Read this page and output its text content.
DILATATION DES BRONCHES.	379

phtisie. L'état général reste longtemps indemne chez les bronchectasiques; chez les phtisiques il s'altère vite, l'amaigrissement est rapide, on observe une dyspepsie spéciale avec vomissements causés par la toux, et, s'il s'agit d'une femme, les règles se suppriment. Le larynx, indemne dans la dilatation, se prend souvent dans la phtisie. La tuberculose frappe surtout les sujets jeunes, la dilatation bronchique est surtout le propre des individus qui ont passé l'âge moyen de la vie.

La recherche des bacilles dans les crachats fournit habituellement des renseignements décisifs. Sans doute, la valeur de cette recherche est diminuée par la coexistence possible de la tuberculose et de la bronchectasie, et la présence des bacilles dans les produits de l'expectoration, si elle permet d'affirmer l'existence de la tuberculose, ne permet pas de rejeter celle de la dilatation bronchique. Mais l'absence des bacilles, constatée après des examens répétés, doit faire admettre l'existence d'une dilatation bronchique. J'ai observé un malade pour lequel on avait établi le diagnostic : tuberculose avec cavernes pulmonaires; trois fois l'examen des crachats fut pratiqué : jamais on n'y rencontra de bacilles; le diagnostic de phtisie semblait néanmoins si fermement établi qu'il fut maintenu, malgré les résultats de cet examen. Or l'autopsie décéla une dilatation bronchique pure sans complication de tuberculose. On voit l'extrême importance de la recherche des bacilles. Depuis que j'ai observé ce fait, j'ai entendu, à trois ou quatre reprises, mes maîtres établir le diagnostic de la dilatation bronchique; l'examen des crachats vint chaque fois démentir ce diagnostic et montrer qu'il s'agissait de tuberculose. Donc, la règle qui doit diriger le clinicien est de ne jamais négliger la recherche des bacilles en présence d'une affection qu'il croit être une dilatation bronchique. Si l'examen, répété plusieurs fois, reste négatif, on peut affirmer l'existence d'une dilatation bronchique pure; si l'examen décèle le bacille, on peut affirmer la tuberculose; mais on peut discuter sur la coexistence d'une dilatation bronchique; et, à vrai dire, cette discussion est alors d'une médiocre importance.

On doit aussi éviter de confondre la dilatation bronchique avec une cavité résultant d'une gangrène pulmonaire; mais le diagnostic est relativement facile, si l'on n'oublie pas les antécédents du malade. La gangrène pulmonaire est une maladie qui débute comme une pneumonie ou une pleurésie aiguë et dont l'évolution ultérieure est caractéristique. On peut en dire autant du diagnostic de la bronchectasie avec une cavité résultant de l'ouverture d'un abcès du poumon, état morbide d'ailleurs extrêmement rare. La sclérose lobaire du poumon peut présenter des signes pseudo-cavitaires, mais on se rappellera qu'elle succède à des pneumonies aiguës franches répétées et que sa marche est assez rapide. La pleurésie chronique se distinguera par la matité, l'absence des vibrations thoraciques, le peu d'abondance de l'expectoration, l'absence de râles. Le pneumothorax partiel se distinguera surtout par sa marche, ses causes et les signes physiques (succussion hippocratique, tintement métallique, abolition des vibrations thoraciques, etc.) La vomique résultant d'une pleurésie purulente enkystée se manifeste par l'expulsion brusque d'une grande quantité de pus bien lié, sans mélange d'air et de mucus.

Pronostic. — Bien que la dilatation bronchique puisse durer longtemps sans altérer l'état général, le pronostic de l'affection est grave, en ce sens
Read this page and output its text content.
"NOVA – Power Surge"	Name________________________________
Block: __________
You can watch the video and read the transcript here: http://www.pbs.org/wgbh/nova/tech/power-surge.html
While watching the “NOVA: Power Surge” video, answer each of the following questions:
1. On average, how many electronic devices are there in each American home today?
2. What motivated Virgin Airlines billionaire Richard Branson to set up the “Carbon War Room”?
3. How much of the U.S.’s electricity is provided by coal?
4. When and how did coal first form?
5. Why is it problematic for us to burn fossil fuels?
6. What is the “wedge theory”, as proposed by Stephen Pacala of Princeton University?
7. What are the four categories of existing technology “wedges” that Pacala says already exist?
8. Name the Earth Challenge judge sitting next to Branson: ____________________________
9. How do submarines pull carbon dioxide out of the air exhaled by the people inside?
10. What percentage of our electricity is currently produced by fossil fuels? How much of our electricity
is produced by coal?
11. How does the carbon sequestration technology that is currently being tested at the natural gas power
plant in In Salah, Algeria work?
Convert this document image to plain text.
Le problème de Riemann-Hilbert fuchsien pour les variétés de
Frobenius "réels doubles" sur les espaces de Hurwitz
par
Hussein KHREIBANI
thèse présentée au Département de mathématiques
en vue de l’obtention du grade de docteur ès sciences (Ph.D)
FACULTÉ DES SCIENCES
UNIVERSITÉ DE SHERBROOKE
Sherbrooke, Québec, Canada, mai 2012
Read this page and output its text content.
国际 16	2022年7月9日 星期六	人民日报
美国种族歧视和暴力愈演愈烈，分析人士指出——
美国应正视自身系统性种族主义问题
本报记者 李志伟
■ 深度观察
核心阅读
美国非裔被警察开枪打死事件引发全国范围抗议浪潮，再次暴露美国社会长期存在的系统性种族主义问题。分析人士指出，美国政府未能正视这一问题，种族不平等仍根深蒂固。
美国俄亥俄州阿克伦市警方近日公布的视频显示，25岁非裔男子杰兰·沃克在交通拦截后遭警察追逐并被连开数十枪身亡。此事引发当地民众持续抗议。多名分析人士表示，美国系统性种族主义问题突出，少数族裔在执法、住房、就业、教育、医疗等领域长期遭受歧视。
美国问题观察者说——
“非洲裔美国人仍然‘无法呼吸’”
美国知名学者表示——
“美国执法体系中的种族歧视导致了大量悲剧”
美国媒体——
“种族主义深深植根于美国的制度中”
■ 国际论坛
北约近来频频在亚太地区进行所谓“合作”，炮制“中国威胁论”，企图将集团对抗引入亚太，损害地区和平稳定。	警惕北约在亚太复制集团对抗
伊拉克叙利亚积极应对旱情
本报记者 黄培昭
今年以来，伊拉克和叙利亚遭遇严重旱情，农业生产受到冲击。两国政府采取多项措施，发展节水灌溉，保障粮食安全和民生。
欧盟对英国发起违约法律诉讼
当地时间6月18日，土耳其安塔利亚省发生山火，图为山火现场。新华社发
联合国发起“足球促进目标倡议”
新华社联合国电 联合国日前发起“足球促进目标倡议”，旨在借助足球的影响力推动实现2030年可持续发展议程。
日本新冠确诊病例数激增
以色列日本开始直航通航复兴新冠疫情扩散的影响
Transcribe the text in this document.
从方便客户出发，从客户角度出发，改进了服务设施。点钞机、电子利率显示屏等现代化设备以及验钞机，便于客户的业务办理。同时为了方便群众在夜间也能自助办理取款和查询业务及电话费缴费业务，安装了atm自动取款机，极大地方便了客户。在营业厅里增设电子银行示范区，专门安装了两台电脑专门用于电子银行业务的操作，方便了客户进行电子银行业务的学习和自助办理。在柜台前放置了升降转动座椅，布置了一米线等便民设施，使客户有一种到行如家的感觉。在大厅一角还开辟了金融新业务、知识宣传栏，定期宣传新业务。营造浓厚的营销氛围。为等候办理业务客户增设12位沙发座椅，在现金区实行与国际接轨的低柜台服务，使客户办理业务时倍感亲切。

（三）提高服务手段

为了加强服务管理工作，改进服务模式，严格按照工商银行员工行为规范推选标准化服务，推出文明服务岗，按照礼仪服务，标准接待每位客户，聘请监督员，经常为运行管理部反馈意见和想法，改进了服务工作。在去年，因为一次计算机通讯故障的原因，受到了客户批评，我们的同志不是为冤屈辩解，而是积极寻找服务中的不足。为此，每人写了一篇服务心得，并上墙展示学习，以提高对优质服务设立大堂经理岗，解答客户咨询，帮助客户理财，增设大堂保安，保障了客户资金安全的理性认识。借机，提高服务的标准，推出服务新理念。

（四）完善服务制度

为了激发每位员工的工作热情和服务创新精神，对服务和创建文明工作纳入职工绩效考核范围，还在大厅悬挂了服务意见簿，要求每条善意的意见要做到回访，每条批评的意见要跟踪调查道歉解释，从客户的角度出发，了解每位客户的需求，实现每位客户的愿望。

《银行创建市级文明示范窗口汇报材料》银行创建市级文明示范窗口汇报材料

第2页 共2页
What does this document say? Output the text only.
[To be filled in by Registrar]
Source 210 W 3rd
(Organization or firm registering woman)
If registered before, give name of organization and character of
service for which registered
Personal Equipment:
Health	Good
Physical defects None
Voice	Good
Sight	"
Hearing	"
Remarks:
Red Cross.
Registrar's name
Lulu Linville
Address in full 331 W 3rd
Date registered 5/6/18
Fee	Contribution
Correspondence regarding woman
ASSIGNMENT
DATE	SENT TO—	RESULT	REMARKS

:: What is needed ::
Extract the closing run of lines, starting with the one containing "What does this" and ending at the last, exactly as written.

:: Output for this task ::
What does this document say? Output the text only.
[To be filled in by Registrar]
Source 210 W 3rd
(Organization or firm registering woman)
If registered before, give name of organization and character of
service for which registered
Personal Equipment:
Health	Good
Physical defects None
Voice	Good
Sight	"
Hearing	"
Remarks:
Red Cross.
Registrar's name
Lulu Linville
Address in full 331 W 3rd
Date registered 5/6/18
Fee	Contribution
Correspondence regarding woman
ASSIGNMENT
DATE	SENT TO—	RESULT	REMARKS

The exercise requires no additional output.